(Data records)
--------
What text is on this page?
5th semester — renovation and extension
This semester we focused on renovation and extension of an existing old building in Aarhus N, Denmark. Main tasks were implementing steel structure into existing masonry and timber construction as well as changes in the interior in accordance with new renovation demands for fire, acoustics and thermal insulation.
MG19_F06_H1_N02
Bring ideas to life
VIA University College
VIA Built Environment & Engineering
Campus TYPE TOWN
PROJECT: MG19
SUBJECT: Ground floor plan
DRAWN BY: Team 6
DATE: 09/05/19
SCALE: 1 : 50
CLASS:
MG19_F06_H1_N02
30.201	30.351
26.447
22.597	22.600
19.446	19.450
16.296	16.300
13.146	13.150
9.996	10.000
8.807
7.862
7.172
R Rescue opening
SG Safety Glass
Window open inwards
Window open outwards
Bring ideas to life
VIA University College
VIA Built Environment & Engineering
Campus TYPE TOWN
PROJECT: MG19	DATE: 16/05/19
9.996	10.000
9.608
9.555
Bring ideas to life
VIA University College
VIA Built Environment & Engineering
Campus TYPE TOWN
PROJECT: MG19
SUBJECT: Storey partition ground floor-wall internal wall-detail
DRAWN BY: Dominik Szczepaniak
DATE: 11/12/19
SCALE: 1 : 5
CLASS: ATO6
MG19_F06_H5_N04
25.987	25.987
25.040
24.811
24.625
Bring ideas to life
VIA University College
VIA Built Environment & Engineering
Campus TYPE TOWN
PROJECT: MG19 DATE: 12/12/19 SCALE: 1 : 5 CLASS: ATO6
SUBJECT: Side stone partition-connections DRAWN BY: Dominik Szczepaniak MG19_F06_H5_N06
--------
Collect the lines that hold "SUBJECT".

SUBJECT: Ground floor plan
SUBJECT: Storey partition ground floor-wall internal wall-detail
SUBJECT: Side stone partition-connections DRAWN BY: Dominik Szczepaniak MG19_F06_H5_N06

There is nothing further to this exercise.